Dataset entries start
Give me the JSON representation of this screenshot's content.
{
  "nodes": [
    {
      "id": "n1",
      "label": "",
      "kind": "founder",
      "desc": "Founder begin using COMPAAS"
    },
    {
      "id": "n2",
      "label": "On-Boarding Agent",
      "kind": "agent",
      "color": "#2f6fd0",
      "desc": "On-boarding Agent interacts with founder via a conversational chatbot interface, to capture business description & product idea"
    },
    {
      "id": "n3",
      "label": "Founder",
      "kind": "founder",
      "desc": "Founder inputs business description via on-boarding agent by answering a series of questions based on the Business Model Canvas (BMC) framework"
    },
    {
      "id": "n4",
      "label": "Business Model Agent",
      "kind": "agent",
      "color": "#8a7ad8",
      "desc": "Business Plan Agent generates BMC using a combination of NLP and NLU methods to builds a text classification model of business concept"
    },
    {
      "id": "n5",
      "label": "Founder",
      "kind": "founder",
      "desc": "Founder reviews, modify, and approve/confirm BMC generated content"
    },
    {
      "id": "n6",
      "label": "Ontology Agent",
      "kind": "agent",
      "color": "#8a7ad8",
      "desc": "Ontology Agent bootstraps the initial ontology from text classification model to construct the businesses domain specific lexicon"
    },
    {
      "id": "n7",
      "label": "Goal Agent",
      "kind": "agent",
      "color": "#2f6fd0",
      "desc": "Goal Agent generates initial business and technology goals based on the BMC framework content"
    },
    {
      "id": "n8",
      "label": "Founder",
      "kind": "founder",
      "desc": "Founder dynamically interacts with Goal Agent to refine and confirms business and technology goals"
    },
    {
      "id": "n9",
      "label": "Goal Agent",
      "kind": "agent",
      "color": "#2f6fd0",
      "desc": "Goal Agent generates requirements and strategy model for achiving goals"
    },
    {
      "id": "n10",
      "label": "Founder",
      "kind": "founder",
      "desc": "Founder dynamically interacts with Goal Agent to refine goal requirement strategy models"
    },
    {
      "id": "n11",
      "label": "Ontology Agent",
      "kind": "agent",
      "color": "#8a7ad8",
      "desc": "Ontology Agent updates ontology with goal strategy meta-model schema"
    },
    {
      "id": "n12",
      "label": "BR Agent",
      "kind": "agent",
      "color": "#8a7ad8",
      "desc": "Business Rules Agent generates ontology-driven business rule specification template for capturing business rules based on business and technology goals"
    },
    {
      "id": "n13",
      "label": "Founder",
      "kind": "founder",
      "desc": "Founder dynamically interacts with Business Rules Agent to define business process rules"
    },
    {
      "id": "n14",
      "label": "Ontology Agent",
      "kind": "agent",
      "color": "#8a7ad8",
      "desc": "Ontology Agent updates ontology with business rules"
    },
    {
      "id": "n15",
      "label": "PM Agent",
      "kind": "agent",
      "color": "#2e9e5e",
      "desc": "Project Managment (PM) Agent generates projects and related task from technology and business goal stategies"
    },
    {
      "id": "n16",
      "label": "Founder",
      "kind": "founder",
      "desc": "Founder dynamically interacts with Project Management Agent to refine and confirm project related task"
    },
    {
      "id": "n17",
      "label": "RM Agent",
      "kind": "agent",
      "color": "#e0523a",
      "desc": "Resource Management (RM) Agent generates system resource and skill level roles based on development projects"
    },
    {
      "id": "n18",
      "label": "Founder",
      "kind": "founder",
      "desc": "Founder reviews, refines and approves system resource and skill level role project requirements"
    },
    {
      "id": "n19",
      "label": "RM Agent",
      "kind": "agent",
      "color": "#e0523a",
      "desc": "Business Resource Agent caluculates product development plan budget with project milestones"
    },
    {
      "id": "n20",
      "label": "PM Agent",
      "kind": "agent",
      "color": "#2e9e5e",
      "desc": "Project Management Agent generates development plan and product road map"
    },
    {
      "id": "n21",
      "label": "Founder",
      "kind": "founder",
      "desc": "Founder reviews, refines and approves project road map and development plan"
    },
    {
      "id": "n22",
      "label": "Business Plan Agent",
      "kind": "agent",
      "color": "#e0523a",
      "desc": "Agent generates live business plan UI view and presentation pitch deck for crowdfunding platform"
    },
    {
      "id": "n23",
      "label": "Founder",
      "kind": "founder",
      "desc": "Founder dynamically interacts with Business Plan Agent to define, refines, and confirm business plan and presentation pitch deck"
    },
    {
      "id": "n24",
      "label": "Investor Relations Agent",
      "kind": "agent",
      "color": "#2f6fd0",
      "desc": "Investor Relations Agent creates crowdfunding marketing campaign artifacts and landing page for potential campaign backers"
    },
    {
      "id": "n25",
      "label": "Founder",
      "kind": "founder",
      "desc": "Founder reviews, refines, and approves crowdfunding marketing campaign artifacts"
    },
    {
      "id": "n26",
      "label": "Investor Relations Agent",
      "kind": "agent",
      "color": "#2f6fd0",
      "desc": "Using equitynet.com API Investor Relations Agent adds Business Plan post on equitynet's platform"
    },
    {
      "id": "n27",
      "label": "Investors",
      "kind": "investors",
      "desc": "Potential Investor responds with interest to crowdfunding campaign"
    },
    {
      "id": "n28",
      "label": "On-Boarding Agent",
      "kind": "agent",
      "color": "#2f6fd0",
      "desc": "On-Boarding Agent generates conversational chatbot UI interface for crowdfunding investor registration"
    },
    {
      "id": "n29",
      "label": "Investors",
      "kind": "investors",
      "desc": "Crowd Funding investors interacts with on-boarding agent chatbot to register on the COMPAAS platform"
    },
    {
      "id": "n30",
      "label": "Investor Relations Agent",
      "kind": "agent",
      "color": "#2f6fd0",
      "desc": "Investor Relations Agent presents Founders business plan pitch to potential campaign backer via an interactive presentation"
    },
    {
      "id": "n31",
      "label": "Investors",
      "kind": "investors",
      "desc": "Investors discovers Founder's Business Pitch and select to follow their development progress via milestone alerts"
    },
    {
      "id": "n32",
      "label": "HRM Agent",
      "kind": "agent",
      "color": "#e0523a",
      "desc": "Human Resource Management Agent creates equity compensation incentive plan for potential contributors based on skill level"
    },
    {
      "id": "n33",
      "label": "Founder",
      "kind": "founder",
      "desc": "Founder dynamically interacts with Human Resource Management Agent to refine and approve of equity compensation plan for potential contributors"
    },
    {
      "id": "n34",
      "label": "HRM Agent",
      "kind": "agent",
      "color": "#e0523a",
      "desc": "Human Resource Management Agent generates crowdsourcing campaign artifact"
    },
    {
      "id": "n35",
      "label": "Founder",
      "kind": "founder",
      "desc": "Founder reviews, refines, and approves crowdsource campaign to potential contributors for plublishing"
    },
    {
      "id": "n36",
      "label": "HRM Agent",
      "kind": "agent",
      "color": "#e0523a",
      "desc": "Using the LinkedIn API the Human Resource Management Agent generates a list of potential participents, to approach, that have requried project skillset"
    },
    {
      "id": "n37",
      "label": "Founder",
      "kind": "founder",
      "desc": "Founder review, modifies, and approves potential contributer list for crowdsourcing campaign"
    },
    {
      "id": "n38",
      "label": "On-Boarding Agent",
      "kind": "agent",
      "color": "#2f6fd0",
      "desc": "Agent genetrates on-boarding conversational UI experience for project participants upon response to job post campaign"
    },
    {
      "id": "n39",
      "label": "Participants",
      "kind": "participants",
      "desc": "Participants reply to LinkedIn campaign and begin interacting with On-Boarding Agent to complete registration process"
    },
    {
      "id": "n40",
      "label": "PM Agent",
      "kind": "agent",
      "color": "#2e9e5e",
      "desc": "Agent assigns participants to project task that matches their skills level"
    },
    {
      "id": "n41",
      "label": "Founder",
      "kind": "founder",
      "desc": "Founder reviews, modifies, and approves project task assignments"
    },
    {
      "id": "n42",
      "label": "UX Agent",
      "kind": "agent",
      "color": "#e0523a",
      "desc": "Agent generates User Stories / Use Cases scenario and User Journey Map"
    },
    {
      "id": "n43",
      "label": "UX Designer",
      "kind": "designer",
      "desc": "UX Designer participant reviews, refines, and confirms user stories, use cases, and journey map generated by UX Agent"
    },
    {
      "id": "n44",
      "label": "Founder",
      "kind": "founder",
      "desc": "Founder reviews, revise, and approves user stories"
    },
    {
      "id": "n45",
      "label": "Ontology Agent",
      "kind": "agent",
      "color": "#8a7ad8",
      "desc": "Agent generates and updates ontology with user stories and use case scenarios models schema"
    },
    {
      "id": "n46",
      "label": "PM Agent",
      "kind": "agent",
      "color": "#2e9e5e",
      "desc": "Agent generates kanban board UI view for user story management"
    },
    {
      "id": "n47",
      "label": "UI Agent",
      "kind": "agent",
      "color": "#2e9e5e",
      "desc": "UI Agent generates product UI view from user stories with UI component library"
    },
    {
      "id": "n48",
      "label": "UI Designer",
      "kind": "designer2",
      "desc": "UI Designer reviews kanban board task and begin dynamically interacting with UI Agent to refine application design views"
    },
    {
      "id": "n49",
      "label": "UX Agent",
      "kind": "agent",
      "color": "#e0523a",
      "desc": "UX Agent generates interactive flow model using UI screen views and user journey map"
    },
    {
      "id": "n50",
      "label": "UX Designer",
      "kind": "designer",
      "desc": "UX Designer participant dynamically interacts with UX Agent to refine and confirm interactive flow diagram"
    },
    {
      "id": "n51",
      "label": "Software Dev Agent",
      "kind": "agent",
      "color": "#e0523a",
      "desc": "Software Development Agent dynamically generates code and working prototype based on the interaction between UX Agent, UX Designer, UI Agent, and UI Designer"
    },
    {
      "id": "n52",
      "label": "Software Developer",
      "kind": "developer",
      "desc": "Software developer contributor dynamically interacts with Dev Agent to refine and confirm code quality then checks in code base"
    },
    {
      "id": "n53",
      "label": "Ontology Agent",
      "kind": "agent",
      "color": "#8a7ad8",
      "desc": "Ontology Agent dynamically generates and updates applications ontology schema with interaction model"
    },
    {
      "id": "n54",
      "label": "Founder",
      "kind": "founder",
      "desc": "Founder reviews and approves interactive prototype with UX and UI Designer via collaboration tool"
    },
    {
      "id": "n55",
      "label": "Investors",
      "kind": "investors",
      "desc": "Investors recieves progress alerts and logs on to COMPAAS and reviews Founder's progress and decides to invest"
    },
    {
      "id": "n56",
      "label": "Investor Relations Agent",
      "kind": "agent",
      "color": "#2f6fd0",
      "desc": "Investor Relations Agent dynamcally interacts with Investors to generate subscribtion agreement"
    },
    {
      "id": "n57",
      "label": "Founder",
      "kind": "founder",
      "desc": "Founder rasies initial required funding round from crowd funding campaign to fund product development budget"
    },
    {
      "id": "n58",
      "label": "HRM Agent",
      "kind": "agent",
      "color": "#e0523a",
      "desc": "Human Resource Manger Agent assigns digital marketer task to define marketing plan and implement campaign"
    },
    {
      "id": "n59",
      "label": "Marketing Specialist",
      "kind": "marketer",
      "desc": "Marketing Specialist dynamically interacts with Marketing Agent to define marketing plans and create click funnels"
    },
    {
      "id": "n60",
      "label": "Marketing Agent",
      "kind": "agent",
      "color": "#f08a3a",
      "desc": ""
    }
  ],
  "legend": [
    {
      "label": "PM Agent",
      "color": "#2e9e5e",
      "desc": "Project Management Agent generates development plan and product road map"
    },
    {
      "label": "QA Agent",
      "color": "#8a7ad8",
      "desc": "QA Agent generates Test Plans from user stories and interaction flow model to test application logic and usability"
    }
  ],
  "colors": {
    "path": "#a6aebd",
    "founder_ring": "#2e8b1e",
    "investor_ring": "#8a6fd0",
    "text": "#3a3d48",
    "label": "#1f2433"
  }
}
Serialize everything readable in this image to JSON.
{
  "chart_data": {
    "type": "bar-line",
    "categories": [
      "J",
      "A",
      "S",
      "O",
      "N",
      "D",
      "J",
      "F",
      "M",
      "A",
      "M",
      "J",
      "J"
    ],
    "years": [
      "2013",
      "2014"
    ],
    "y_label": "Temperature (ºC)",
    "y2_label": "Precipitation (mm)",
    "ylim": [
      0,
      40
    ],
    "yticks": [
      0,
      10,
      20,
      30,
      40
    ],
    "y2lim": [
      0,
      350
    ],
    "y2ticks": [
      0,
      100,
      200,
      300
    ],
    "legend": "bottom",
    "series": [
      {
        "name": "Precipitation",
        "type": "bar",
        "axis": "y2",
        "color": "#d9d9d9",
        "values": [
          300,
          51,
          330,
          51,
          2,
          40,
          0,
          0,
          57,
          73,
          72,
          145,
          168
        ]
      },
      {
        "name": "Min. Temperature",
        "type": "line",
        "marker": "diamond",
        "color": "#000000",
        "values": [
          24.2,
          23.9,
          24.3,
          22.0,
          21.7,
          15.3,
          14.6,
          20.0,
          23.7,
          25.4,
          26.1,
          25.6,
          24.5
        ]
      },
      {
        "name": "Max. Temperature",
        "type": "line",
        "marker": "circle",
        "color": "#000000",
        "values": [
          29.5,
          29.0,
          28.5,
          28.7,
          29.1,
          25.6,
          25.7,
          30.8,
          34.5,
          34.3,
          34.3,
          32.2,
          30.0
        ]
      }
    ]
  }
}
Dataset entries end
Quote, without alteration, the final stretch of the entries: the line with "Serialize everything readable" onward to the last line.

→ Complete output:
Serialize everything readable in this image to JSON.
{
  "chart_data": {
    "type": "bar-line",
    "categories": [
      "J",
      "A",
      "S",
      "O",
      "N",
      "D",
      "J",
      "F",
      "M",
      "A",
      "M",
      "J",
      "J"
    ],
    "years": [
      "2013",
      "2014"
    ],
    "y_label": "Temperature (ºC)",
    "y2_label": "Precipitation (mm)",
    "ylim": [
      0,
      40
    ],
    "yticks": [
      0,
      10,
      20,
      30,
      40
    ],
    "y2lim": [
      0,
      350
    ],
    "y2ticks": [
      0,
      100,
      200,
      300
    ],
    "legend": "bottom",
    "series": [
      {
        "name": "Precipitation",
        "type": "bar",
        "axis": "y2",
        "color": "#d9d9d9",
        "values": [
          300,
          51,
          330,
          51,
          2,
          40,
          0,
          0,
          57,
          73,
          72,
          145,
          168
        ]
      },
      {
        "name": "Min. Temperature",
        "type": "line",
        "marker": "diamond",
        "color": "#000000",
        "values": [
          24.2,
          23.9,
          24.3,
          22.0,
          21.7,
          15.3,
          14.6,
          20.0,
          23.7,
          25.4,
          26.1,
          25.6,
          24.5
        ]
      },
      {
        "name": "Max. Temperature",
        "type": "line",
        "marker": "circle",
        "color": "#000000",
        "values": [
          29.5,
          29.0,
          28.5,
          28.7,
          29.1,
          25.6,
          25.7,
          30.8,
          34.5,
          34.3,
          34.3,
          32.2,
          30.0
        ]
      }
    ]
  }
}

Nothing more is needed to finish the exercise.